___ The input
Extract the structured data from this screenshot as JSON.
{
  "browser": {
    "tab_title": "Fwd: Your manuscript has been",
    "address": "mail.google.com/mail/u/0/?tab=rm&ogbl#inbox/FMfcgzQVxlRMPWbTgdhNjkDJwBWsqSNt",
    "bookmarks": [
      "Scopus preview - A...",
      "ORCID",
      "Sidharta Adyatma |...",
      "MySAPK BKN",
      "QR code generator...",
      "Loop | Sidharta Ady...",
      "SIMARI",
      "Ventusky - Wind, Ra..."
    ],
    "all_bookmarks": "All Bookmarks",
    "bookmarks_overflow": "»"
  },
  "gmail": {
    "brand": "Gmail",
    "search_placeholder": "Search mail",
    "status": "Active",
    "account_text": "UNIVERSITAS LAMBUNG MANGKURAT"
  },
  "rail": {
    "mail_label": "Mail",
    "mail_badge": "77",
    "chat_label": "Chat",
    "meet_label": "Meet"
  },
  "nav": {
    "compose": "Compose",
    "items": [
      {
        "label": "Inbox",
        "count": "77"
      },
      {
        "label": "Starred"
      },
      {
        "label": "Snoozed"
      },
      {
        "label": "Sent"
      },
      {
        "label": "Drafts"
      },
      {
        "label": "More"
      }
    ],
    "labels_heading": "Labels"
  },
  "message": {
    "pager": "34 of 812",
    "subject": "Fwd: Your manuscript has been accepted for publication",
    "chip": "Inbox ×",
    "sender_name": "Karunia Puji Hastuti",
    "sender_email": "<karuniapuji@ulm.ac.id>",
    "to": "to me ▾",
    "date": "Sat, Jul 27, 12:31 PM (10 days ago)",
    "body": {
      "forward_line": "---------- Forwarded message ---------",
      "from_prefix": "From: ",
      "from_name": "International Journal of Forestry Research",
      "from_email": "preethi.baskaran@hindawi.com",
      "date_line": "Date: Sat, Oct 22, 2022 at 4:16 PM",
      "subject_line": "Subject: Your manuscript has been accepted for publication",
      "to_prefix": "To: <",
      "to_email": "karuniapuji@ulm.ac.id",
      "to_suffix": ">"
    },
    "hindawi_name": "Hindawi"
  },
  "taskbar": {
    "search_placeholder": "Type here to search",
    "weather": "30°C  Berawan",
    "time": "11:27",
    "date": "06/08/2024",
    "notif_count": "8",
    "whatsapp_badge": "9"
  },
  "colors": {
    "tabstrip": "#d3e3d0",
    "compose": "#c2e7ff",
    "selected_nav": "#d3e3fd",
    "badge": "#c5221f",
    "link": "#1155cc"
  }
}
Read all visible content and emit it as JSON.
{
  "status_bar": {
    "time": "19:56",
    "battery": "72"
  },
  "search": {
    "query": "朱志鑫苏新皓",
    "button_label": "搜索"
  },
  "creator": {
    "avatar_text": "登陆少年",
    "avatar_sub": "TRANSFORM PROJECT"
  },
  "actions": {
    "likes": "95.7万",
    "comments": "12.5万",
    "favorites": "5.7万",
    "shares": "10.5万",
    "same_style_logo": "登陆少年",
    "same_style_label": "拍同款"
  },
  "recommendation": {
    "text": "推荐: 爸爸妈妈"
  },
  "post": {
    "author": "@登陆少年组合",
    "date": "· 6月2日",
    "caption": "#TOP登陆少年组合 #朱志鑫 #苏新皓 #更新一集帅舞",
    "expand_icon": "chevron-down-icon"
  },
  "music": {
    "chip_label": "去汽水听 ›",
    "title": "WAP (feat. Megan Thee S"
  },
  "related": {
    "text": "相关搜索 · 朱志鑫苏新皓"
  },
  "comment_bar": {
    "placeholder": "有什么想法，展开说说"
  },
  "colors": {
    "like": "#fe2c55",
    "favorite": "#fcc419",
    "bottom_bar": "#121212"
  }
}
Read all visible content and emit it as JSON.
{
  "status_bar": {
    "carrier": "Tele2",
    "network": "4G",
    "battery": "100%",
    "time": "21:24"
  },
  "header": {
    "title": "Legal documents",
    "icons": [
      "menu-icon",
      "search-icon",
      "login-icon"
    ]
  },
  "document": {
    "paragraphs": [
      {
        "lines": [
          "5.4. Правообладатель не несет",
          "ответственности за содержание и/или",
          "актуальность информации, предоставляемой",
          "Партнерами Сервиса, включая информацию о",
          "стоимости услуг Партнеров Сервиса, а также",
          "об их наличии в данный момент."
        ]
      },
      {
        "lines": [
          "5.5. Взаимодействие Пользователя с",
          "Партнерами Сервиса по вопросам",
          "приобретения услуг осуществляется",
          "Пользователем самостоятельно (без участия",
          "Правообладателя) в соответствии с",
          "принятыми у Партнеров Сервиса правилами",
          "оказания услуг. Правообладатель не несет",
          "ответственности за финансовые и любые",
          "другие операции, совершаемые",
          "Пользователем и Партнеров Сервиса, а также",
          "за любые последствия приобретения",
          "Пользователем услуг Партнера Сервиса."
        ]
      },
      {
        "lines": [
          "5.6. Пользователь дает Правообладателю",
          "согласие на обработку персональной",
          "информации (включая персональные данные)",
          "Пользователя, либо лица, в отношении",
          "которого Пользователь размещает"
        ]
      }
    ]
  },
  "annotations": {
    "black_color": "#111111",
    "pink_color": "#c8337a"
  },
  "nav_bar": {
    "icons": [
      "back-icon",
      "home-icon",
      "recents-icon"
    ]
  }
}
______
→ **Exercise task**:
Scan the material for lines with the word "been", and copy each line you find.

→ **Task answer**:
    "tab_title": "Fwd: Your manuscript has been",
    "subject": "Fwd: Your manuscript has been accepted for publication",
      "subject_line": "Subject: Your manuscript has been accepted for publication",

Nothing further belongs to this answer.